Count the rows below that contain the word "forcing", and reply with that number alone.
## START Input data
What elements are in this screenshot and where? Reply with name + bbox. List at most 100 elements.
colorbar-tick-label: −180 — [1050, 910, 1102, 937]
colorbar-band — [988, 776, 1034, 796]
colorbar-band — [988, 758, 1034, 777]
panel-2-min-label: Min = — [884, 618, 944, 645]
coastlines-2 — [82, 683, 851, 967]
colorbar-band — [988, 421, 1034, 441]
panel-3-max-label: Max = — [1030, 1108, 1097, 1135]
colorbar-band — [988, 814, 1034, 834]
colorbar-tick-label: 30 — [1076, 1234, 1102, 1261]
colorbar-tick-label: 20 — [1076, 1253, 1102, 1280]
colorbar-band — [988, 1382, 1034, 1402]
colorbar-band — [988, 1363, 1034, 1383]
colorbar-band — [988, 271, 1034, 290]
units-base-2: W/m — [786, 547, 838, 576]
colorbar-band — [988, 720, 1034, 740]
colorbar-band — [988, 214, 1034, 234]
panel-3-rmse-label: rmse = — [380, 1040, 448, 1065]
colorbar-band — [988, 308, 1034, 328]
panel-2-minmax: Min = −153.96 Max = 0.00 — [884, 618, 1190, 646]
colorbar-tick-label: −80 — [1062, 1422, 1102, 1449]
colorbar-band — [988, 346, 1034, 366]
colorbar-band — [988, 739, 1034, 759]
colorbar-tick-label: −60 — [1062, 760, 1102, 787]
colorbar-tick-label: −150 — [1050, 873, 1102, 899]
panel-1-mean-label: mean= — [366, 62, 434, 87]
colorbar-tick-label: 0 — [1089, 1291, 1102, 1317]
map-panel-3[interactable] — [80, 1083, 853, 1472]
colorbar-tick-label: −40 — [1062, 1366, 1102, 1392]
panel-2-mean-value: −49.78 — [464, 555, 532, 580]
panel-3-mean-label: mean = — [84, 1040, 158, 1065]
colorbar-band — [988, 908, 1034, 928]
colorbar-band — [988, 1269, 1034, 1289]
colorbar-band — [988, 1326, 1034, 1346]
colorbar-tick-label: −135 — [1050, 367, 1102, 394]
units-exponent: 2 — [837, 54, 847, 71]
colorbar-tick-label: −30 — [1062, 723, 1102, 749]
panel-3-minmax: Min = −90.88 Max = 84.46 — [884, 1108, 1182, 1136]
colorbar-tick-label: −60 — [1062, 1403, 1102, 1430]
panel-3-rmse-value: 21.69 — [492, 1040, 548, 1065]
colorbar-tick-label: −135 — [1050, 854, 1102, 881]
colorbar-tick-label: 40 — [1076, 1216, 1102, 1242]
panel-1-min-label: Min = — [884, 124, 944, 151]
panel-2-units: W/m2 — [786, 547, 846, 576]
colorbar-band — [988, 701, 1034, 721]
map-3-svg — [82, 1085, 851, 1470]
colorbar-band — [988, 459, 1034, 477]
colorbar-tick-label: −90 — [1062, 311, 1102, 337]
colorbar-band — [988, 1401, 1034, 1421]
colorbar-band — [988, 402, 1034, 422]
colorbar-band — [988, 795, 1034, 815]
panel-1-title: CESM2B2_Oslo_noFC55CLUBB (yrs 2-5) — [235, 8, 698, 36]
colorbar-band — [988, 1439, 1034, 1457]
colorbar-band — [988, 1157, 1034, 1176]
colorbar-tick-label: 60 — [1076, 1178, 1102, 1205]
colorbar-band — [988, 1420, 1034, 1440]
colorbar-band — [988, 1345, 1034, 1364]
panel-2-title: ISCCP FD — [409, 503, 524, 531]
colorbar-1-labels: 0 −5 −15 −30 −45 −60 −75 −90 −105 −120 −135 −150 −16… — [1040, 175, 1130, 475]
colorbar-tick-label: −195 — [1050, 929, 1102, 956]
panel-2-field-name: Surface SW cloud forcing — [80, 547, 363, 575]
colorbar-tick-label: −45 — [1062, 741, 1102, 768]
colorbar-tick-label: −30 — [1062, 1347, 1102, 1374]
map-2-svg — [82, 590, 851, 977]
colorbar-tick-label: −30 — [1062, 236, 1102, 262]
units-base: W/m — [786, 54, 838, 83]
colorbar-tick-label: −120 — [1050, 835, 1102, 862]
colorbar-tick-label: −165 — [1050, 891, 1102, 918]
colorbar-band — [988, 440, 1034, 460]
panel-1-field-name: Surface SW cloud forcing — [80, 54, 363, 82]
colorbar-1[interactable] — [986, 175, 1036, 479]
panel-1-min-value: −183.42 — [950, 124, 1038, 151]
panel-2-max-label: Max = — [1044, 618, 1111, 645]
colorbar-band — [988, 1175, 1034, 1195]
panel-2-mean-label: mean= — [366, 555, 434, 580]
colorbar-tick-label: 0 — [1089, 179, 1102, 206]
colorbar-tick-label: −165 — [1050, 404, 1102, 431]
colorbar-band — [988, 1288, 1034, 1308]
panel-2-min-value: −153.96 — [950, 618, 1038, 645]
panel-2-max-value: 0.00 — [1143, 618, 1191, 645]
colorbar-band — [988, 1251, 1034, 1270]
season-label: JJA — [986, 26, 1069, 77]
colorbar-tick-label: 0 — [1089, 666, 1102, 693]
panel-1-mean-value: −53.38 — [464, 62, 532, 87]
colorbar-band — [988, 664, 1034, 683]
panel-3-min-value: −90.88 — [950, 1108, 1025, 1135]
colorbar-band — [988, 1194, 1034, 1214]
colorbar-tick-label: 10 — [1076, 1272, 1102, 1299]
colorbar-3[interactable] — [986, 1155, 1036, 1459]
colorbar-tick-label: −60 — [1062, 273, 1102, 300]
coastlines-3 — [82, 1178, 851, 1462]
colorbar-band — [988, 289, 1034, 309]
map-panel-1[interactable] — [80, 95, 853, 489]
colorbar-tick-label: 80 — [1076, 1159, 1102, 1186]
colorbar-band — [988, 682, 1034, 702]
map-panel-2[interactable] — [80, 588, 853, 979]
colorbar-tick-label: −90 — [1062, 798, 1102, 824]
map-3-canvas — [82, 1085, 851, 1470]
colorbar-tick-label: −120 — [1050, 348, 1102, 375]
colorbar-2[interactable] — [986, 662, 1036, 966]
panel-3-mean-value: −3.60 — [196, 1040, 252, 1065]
## END Input data
_Reply_
2